(Records)
■ ■ ■ ■

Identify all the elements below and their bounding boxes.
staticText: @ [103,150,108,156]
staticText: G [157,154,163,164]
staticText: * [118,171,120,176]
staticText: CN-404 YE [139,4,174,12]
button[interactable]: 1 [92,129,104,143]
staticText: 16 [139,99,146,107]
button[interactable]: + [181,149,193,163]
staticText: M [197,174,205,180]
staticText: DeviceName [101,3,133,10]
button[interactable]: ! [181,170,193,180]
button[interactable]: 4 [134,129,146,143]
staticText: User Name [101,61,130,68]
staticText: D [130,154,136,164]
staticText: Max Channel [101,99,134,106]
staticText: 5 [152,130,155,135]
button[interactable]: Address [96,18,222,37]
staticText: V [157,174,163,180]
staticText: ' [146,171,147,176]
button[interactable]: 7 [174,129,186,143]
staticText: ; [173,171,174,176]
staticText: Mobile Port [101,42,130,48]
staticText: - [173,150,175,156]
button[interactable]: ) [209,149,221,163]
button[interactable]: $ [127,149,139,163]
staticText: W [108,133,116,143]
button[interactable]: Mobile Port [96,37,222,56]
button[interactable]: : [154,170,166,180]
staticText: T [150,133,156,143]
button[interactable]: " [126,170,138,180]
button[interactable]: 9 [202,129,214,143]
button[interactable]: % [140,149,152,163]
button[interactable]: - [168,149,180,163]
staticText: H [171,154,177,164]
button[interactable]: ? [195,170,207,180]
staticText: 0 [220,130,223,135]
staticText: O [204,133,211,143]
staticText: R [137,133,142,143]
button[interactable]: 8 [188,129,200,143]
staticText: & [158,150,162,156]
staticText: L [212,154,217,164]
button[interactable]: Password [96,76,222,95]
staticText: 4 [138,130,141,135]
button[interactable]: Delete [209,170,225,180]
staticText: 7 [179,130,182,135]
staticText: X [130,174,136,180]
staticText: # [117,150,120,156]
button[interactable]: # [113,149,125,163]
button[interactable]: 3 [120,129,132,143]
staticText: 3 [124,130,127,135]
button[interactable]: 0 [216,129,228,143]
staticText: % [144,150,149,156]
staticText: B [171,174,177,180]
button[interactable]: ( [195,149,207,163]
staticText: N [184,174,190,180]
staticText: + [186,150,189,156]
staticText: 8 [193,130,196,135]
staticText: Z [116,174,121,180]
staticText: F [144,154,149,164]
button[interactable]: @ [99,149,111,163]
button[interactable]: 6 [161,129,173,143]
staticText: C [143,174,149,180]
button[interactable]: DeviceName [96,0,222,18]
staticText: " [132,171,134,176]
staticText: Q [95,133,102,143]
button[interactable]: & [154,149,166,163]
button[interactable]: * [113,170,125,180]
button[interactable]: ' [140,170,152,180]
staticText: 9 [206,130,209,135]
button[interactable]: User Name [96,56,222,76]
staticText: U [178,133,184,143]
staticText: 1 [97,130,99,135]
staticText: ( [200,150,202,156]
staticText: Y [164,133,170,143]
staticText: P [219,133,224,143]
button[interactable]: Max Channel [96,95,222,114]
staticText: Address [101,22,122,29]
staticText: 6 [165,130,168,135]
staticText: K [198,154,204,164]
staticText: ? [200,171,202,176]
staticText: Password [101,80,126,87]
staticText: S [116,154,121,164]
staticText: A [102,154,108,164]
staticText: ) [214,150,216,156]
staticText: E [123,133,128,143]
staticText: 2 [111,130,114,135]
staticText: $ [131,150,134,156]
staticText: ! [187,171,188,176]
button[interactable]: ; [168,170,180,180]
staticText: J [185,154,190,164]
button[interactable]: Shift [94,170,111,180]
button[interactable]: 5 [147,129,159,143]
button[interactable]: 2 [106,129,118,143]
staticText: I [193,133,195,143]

■ ■ ■ ■

**PROBLEM STATEMENT**
Rewrite the listing above, renaming "Max Channel" to "Maximum Channels" everywhere it occurs and keeping all other text the same.

**WRITTEN ANSWER**
Identify all the elements below and their bounding boxes.
staticText: @ [103,150,108,156]
staticText: G [157,154,163,164]
staticText: * [118,171,120,176]
staticText: CN-404 YE [139,4,174,12]
button[interactable]: 1 [92,129,104,143]
staticText: 16 [139,99,146,107]
button[interactable]: + [181,149,193,163]
staticText: M [197,174,205,180]
staticText: DeviceName [101,3,133,10]
button[interactable]: ! [181,170,193,180]
button[interactable]: 4 [134,129,146,143]
staticText: User Name [101,61,130,68]
staticText: D [130,154,136,164]
staticText: Maximum Channels [101,99,134,106]
staticText: 5 [152,130,155,135]
button[interactable]: Address [96,18,222,37]
staticText: V [157,174,163,180]
staticText: ' [146,171,147,176]
button[interactable]: 7 [174,129,186,143]
staticText: ; [173,171,174,176]
staticText: Mobile Port [101,42,130,48]
staticText: - [173,150,175,156]
button[interactable]: ) [209,149,221,163]
button[interactable]: $ [127,149,139,163]
staticText: W [108,133,116,143]
button[interactable]: Mobile Port [96,37,222,56]
button[interactable]: : [154,170,166,180]
staticText: T [150,133,156,143]
button[interactable]: " [126,170,138,180]
button[interactable]: 9 [202,129,214,143]
button[interactable]: % [140,149,152,163]
button[interactable]: - [168,149,180,163]
staticText: H [171,154,177,164]
button[interactable]: ? [195,170,207,180]
staticText: 0 [220,130,223,135]
staticText: O [204,133,211,143]
staticText: R [137,133,142,143]
button[interactable]: 8 [188,129,200,143]
staticText: & [158,150,162,156]
staticText: L [212,154,217,164]
button[interactable]: Password [96,76,222,95]
staticText: 4 [138,130,141,135]
button[interactable]: Delete [209,170,225,180]
staticText: 7 [179,130,182,135]
staticText: X [130,174,136,180]
staticText: # [117,150,120,156]
button[interactable]: # [113,149,125,163]
button[interactable]: 3 [120,129,132,143]
staticText: 3 [124,130,127,135]
button[interactable]: 0 [216,129,228,143]
staticText: % [144,150,149,156]
staticText: B [171,174,177,180]
button[interactable]: ( [195,149,207,163]
staticText: N [184,174,190,180]
staticText: + [186,150,189,156]
staticText: 8 [193,130,196,135]
staticText: Z [116,174,121,180]
staticText: F [144,154,149,164]
button[interactable]: @ [99,149,111,163]
button[interactable]: 6 [161,129,173,143]
staticText: C [143,174,149,180]
button[interactable]: DeviceName [96,0,222,18]
staticText: " [132,171,134,176]
staticText: Q [95,133,102,143]
button[interactable]: & [154,149,166,163]
button[interactable]: * [113,170,125,180]
button[interactable]: ' [140,170,152,180]
staticText: 9 [206,130,209,135]
button[interactable]: User Name [96,56,222,76]
staticText: U [178,133,184,143]
staticText: 1 [97,130,99,135]
staticText: ( [200,150,202,156]
staticText: Y [164,133,170,143]
staticText: P [219,133,224,143]
button[interactable]: Maximum Channels [96,95,222,114]
staticText: Address [101,22,122,29]
staticText: 6 [165,130,168,135]
staticText: K [198,154,204,164]
staticText: ? [200,171,202,176]
staticText: Password [101,80,126,87]
staticText: S [116,154,121,164]
staticText: A [102,154,108,164]
staticText: ) [214,150,216,156]
staticText: E [123,133,128,143]
staticText: 2 [111,130,114,135]
staticText: $ [131,150,134,156]
staticText: ! [187,171,188,176]
button[interactable]: ; [168,170,180,180]
staticText: J [185,154,190,164]
button[interactable]: Shift [94,170,111,180]
button[interactable]: 5 [147,129,159,143]
button[interactable]: 2 [106,129,118,143]
staticText: I [193,133,195,143]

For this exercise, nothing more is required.